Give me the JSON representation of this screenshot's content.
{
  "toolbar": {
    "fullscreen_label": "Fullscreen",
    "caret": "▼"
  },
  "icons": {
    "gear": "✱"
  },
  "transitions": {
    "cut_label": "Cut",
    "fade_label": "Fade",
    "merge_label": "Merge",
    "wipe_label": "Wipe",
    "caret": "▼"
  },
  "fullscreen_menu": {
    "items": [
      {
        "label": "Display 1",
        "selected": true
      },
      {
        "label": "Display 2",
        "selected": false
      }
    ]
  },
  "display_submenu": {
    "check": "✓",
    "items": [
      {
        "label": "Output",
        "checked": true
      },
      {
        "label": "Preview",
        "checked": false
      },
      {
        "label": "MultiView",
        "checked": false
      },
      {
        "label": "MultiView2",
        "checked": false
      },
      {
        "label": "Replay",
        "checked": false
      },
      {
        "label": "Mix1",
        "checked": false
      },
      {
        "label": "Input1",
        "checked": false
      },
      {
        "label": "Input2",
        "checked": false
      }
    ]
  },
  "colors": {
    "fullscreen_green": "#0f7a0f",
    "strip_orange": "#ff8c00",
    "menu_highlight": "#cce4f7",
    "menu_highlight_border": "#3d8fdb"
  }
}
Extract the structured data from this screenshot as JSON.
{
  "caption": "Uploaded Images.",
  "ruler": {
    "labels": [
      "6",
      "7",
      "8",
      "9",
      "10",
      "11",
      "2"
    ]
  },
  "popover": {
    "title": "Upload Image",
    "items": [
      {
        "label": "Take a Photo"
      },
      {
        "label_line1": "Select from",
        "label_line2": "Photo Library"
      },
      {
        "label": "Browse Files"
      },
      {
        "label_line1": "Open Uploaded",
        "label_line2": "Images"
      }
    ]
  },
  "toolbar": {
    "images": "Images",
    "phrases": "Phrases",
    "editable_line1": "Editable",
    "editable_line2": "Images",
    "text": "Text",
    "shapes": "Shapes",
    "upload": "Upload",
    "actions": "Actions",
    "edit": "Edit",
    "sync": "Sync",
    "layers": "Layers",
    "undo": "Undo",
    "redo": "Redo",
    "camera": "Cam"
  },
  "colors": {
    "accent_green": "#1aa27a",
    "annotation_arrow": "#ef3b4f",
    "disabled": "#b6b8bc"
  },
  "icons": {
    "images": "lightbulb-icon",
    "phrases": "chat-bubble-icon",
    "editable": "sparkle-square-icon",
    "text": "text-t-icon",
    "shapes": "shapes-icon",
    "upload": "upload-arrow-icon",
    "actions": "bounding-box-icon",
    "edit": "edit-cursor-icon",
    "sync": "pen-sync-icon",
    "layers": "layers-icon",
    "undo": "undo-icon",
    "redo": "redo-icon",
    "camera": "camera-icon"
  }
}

--- --- ---

## Given exercise:
Gather each line that holds "screenshot".

## Answer to the task:
Give me the JSON representation of this screenshot's content.
Extract the structured data from this screenshot as JSON.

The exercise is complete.